◆ **Task statement**: Your task is to write out the complete listing exactly as it is shown.

(Saved entries)
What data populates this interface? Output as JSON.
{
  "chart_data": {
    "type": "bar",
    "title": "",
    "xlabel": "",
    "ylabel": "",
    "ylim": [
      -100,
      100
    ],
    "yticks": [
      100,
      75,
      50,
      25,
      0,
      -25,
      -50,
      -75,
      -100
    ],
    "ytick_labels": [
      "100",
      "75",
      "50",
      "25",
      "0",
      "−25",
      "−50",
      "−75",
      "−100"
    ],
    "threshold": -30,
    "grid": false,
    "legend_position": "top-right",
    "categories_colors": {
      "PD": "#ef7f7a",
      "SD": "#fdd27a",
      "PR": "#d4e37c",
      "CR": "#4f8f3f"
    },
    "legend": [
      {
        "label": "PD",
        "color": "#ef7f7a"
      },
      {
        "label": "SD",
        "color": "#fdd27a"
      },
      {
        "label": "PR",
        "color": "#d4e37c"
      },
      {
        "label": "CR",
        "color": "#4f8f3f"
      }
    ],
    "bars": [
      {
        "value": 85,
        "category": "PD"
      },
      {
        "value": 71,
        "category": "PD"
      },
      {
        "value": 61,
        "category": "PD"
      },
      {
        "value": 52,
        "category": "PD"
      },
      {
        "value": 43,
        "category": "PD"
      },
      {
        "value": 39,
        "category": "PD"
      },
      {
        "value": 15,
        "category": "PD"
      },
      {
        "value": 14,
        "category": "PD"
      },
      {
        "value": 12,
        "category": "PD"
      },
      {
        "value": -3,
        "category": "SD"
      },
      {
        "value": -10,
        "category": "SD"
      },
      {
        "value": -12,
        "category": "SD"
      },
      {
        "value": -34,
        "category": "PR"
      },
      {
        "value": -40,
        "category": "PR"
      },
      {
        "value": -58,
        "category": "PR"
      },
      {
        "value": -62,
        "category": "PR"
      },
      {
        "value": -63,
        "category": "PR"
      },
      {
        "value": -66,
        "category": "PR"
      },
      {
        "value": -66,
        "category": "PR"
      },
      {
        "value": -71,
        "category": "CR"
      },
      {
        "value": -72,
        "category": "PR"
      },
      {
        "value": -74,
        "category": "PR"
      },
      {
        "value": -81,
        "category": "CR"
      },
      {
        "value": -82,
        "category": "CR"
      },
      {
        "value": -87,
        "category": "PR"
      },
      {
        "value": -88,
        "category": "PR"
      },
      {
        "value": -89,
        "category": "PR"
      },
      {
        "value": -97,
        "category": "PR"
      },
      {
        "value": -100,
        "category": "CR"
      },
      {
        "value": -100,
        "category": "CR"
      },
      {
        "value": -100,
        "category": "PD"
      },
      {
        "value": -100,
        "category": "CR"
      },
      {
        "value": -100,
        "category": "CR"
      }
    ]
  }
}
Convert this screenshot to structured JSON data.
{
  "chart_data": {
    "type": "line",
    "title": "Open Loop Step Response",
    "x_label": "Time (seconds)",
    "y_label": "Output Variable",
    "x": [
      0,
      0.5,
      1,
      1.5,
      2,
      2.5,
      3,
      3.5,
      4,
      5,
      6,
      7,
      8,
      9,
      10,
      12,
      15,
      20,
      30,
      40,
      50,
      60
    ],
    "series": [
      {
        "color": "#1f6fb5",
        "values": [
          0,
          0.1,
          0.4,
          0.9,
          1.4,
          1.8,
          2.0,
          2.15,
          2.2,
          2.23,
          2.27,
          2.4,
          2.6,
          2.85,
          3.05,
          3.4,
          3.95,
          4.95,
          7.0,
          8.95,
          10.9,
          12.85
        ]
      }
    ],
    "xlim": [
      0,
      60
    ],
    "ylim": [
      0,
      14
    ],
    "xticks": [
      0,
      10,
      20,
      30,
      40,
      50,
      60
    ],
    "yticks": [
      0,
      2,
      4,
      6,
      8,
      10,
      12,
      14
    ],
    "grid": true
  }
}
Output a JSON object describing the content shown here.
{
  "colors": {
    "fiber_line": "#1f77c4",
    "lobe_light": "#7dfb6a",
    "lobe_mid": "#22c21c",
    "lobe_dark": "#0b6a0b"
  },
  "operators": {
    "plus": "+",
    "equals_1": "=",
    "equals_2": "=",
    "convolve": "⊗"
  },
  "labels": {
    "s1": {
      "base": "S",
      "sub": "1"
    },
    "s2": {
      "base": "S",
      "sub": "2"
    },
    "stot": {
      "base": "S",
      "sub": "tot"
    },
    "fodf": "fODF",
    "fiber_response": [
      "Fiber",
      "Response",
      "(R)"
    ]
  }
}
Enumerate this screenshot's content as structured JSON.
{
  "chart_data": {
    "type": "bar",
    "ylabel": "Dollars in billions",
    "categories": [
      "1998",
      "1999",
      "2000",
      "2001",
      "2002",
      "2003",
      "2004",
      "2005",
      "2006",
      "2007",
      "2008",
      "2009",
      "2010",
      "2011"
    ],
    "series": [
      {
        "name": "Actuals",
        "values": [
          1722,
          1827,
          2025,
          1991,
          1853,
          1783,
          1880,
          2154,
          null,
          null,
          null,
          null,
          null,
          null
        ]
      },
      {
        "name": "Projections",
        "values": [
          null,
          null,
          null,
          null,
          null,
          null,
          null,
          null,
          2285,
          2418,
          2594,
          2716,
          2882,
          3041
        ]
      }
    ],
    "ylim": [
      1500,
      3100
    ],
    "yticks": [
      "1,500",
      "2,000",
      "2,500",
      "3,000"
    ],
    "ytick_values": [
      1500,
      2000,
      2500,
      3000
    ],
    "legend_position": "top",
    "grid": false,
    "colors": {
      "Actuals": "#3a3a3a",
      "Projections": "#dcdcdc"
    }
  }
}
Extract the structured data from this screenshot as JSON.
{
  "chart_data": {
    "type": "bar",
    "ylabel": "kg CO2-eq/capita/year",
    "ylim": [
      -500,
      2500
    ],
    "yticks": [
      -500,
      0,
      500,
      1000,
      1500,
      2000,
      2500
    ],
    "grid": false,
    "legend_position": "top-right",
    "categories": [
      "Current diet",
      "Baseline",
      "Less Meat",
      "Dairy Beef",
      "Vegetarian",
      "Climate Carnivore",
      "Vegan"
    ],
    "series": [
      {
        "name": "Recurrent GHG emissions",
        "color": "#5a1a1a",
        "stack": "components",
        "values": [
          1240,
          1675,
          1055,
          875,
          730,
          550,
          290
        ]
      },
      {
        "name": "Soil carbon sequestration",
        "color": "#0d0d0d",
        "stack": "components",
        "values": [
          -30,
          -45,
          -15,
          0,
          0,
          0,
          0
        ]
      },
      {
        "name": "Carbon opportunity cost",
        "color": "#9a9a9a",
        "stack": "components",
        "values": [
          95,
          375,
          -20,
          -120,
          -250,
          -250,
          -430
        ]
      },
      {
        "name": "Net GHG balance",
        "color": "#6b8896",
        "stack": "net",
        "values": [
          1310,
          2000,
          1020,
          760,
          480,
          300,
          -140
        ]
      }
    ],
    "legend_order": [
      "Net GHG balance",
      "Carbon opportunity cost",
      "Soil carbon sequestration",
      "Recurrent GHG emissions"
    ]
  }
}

◆ **Answer to the task**:
What data populates this interface? Output as JSON.
{
  "chart_data": {
    "type": "bar",
    "title": "",
    "xlabel": "",
    "ylabel": "",
    "ylim": [
      -100,
      100
    ],
    "yticks": [
      100,
      75,
      50,
      25,
      0,
      -25,
      -50,
      -75,
      -100
    ],
    "ytick_labels": [
      "100",
      "75",
      "50",
      "25",
      "0",
      "−25",
      "−50",
      "−75",
      "−100"
    ],
    "threshold": -30,
    "grid": false,
    "legend_position": "top-right",
    "categories_colors": {
      "PD": "#ef7f7a",
      "SD": "#fdd27a",
      "PR": "#d4e37c",
      "CR": "#4f8f3f"
    },
    "legend": [
      {
        "label": "PD",
        "color": "#ef7f7a"
      },
      {
        "label": "SD",
        "color": "#fdd27a"
      },
      {
        "label": "PR",
        "color": "#d4e37c"
      },
      {
        "label": "CR",
        "color": "#4f8f3f"
      }
    ],
    "bars": [
      {
        "value": 85,
        "category": "PD"
      },
      {
        "value": 71,
        "category": "PD"
      },
      {
        "value": 61,
        "category": "PD"
      },
      {
        "value": 52,
        "category": "PD"
      },
      {
        "value": 43,
        "category": "PD"
      },
      {
        "value": 39,
        "category": "PD"
      },
      {
        "value": 15,
        "category": "PD"
      },
      {
        "value": 14,
        "category": "PD"
      },
      {
        "value": 12,
        "category": "PD"
      },
      {
        "value": -3,
        "category": "SD"
      },
      {
        "value": -10,
        "category": "SD"
      },
      {
        "value": -12,
        "category": "SD"
      },
      {
        "value": -34,
        "category": "PR"
      },
      {
        "value": -40,
        "category": "PR"
      },
      {
        "value": -58,
        "category": "PR"
      },
      {
        "value": -62,
        "category": "PR"
      },
      {
        "value": -63,
        "category": "PR"
      },
      {
        "value": -66,
        "category": "PR"
      },
      {
        "value": -66,
        "category": "PR"
      },
      {
        "value": -71,
        "category": "CR"
      },
      {
        "value": -72,
        "category": "PR"
      },
      {
        "value": -74,
        "category": "PR"
      },
      {
        "value": -81,
        "category": "CR"
      },
      {
        "value": -82,
        "category": "CR"
      },
      {
        "value": -87,
        "category": "PR"
      },
      {
        "value": -88,
        "category": "PR"
      },
      {
        "value": -89,
        "category": "PR"
      },
      {
        "value": -97,
        "category": "PR"
      },
      {
        "value": -100,
        "category": "CR"
      },
      {
        "value": -100,
        "category": "CR"
      },
      {
        "value": -100,
        "category": "PD"
      },
      {
        "value": -100,
        "category": "CR"
      },
      {
        "value": -100,
        "category": "CR"
      }
    ]
  }
}
Convert this screenshot to structured JSON data.
{
  "chart_data": {
    "type": "line",
    "title": "Open Loop Step Response",
    "x_label": "Time (seconds)",
    "y_label": "Output Variable",
    "x": [
      0,
      0.5,
      1,
      1.5,
      2,
      2.5,
      3,
      3.5,
      4,
      5,
      6,
      7,
      8,
      9,
      10,
      12,
      15,
      20,
      30,
      40,
      50,
      60
    ],
    "series": [
      {
        "color": "#1f6fb5",
        "values": [
          0,
          0.1,
          0.4,
          0.9,
          1.4,
          1.8,
          2.0,
          2.15,
          2.2,
          2.23,
          2.27,
          2.4,
          2.6,
          2.85,
          3.05,
          3.4,
          3.95,
          4.95,
          7.0,
          8.95,
          10.9,
          12.85
        ]
      }
    ],
    "xlim": [
      0,
      60
    ],
    "ylim": [
      0,
      14
    ],
    "xticks": [
      0,
      10,
      20,
      30,
      40,
      50,
      60
    ],
    "yticks": [
      0,
      2,
      4,
      6,
      8,
      10,
      12,
      14
    ],
    "grid": true
  }
}
Output a JSON object describing the content shown here.
{
  "colors": {
    "fiber_line": "#1f77c4",
    "lobe_light": "#7dfb6a",
    "lobe_mid": "#22c21c",
    "lobe_dark": "#0b6a0b"
  },
  "operators": {
    "plus": "+",
    "equals_1": "=",
    "equals_2": "=",
    "convolve": "⊗"
  },
  "labels": {
    "s1": {
      "base": "S",
      "sub": "1"
    },
    "s2": {
      "base": "S",
      "sub": "2"
    },
    "stot": {
      "base": "S",
      "sub": "tot"
    },
    "fodf": "fODF",
    "fiber_response": [
      "Fiber",
      "Response",
      "(R)"
    ]
  }
}
Enumerate this screenshot's content as structured JSON.
{
  "chart_data": {
    "type": "bar",
    "ylabel": "Dollars in billions",
    "categories": [
      "1998",
      "1999",
      "2000",
      "2001",
      "2002",
      "2003",
      "2004",
      "2005",
      "2006",
      "2007",
      "2008",
      "2009",
      "2010",
      "2011"
    ],
    "series": [
      {
        "name": "Actuals",
        "values": [
          1722,
          1827,
          2025,
          1991,
          1853,
          1783,
          1880,
          2154,
          null,
          null,
          null,
          null,
          null,
          null
        ]
      },
      {
        "name": "Projections",
        "values": [
          null,
          null,
          null,
          null,
          null,
          null,
          null,
          null,
          2285,
          2418,
          2594,
          2716,
          2882,
          3041
        ]
      }
    ],
    "ylim": [
      1500,
      3100
    ],
    "yticks": [
      "1,500",
      "2,000",
      "2,500",
      "3,000"
    ],
    "ytick_values": [
      1500,
      2000,
      2500,
      3000
    ],
    "legend_position": "top",
    "grid": false,
    "colors": {
      "Actuals": "#3a3a3a",
      "Projections": "#dcdcdc"
    }
  }
}
Extract the structured data from this screenshot as JSON.
{
  "chart_data": {
    "type": "bar",
    "ylabel": "kg CO2-eq/capita/year",
    "ylim": [
      -500,
      2500
    ],
    "yticks": [
      -500,
      0,
      500,
      1000,
      1500,
      2000,
      2500
    ],
    "grid": false,
    "legend_position": "top-right",
    "categories": [
      "Current diet",
      "Baseline",
      "Less Meat",
      "Dairy Beef",
      "Vegetarian",
      "Climate Carnivore",
      "Vegan"
    ],
    "series": [
      {
        "name": "Recurrent GHG emissions",
        "color": "#5a1a1a",
        "stack": "components",
        "values": [
          1240,
          1675,
          1055,
          875,
          730,
          550,
          290
        ]
      },
      {
        "name": "Soil carbon sequestration",
        "color": "#0d0d0d",
        "stack": "components",
        "values": [
          -30,
          -45,
          -15,
          0,
          0,
          0,
          0
        ]
      },
      {
        "name": "Carbon opportunity cost",
        "color": "#9a9a9a",
        "stack": "components",
        "values": [
          95,
          375,
          -20,
          -120,
          -250,
          -250,
          -430
        ]
      },
      {
        "name": "Net GHG balance",
        "color": "#6b8896",
        "stack": "net",
        "values": [
          1310,
          2000,
          1020,
          760,
          480,
          300,
          -140
        ]
      }
    ],
    "legend_order": [
      "Net GHG balance",
      "Carbon opportunity cost",
      "Soil carbon sequestration",
      "Recurrent GHG emissions"
    ]
  }
}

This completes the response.